§ **Stated problem**:
Copy out all lines carrying the word "page".

Dataset items:
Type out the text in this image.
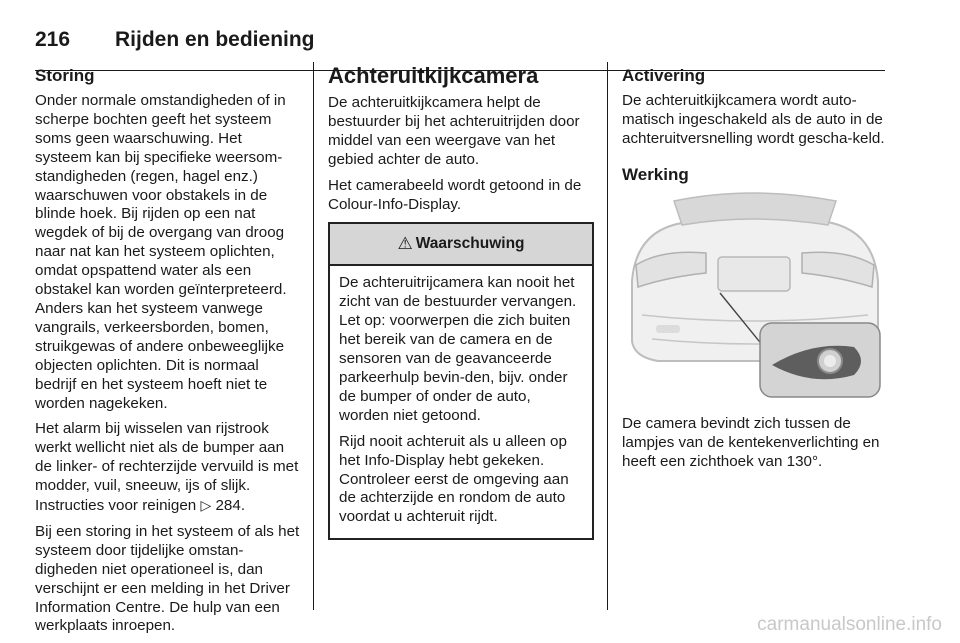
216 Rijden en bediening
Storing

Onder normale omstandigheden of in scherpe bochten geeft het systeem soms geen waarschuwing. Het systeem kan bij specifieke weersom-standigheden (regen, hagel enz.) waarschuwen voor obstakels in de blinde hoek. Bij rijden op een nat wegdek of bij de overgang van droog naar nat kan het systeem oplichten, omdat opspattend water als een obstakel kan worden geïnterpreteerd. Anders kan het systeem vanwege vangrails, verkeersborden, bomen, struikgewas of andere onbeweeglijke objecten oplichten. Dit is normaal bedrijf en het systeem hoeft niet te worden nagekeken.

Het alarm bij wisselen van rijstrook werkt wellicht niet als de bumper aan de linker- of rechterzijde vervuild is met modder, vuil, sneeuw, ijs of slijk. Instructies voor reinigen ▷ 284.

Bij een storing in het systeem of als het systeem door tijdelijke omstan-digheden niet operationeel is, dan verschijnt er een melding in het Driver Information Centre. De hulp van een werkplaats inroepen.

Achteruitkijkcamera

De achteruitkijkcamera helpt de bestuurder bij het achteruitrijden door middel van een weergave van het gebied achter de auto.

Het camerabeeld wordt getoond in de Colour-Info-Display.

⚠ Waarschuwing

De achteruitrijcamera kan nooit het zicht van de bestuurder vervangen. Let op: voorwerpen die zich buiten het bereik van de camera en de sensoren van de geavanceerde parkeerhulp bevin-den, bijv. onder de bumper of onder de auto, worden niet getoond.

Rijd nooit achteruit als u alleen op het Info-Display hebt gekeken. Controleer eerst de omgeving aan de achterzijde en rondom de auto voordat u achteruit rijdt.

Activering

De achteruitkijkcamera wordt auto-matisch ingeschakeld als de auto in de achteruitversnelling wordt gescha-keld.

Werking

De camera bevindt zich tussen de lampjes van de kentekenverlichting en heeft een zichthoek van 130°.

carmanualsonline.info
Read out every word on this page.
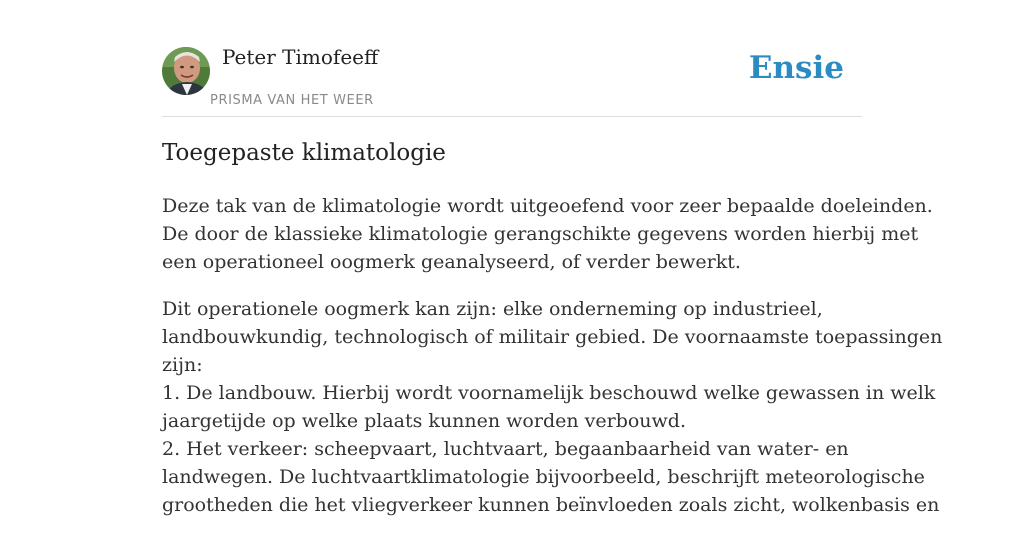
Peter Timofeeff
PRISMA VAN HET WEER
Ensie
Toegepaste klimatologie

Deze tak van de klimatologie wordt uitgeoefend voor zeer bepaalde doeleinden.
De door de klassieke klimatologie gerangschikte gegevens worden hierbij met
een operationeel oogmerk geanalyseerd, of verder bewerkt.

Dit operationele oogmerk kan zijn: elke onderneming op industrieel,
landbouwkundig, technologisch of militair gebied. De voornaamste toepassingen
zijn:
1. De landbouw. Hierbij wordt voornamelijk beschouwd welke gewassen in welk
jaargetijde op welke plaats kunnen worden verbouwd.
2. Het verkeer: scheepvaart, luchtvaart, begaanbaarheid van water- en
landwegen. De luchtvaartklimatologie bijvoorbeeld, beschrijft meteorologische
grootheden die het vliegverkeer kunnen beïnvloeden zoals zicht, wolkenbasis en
* * *
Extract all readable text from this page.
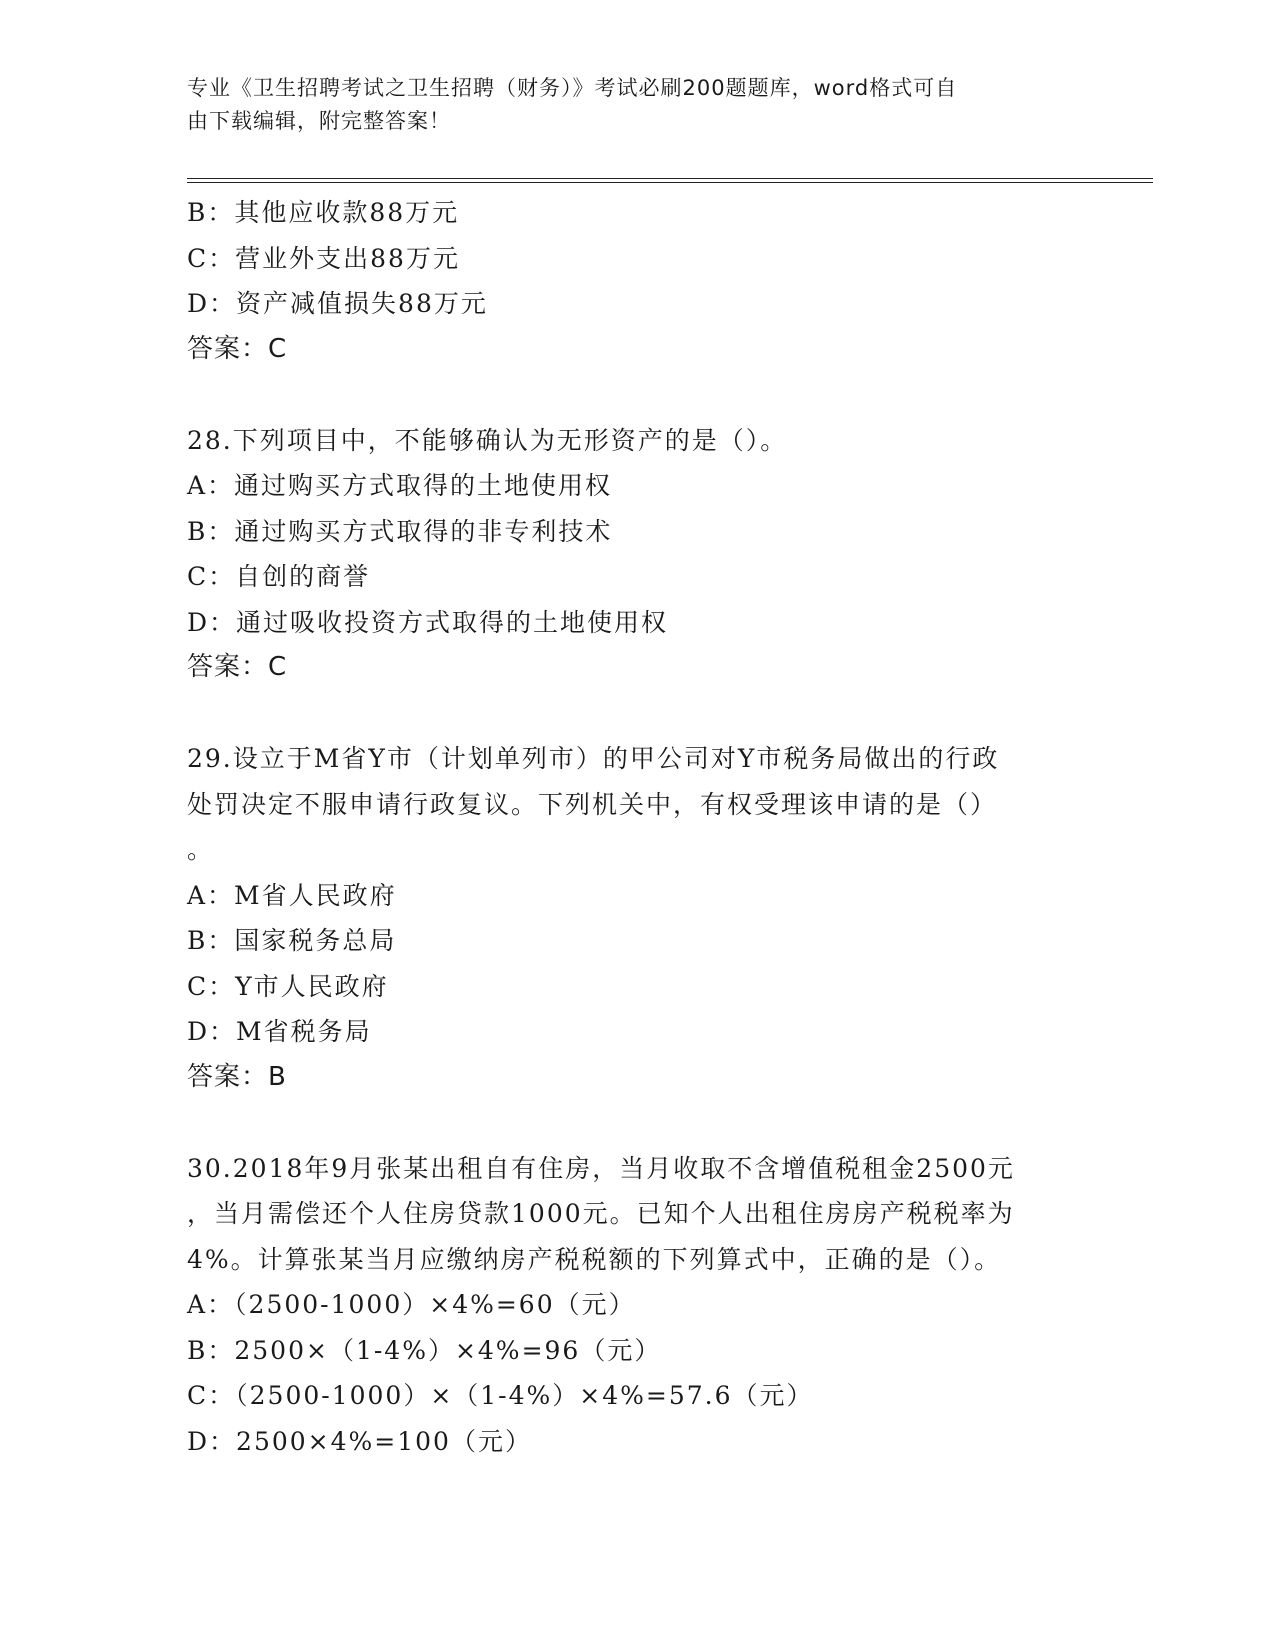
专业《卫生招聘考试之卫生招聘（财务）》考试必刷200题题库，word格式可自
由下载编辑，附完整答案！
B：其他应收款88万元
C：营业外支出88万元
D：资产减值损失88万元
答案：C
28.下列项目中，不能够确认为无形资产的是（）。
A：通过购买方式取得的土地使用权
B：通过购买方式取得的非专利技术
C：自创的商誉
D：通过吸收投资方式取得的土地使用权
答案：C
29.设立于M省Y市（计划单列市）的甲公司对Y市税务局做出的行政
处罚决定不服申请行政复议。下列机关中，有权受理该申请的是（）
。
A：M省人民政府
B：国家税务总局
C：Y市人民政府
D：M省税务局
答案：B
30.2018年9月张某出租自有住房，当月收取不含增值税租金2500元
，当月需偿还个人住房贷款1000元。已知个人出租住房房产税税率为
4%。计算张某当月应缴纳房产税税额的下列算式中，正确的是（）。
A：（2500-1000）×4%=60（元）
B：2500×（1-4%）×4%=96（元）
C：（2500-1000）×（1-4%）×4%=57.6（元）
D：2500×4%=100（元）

§ **Reply to the task**:
Read out every word on this page.
Extract all readable text from this page.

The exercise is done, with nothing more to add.